--- BEGIN SUPPLIED DATA ---
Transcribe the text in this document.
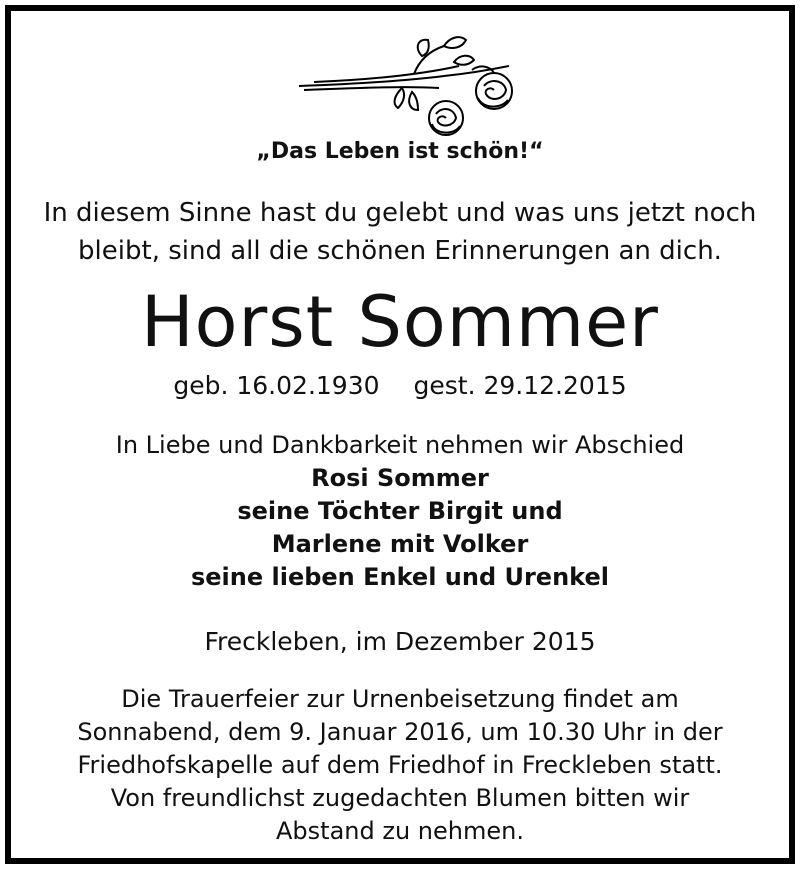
„Das Leben ist schön!“
In diesem Sinne hast du gelebt und was uns jetzt noch
bleibt, sind all die schönen Erinnerungen an dich.
Horst Sommer
geb. 16.02.1930 gest. 29.12.2015
In Liebe und Dankbarkeit nehmen wir Abschied
Rosi Sommer
seine Töchter Birgit und
Marlene mit Volker
seine lieben Enkel und Urenkel
Freckleben, im Dezember 2015
Die Trauerfeier zur Urnenbeisetzung findet am
Sonnabend, dem 9. Januar 2016, um 10.30 Uhr in der
Friedhofskapelle auf dem Friedhof in Freckleben statt.
Von freundlichst zugedachten Blumen bitten wir
Abstand zu nehmen.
--- END SUPPLIED DATA ---
Your task is an exact transcription of all the data, minus the pictures.

Transcribe the text in this document.
„Das Leben ist schön!“
In diesem Sinne hast du gelebt und was uns jetzt noch
bleibt, sind all die schönen Erinnerungen an dich.
Horst Sommer
geb. 16.02.1930 gest. 29.12.2015
In Liebe und Dankbarkeit nehmen wir Abschied
Rosi Sommer
seine Töchter Birgit und
Marlene mit Volker
seine lieben Enkel und Urenkel
Freckleben, im Dezember 2015
Die Trauerfeier zur Urnenbeisetzung findet am
Sonnabend, dem 9. Januar 2016, um 10.30 Uhr in der
Friedhofskapelle auf dem Friedhof in Freckleben statt.
Von freundlichst zugedachten Blumen bitten wir
Abstand zu nehmen.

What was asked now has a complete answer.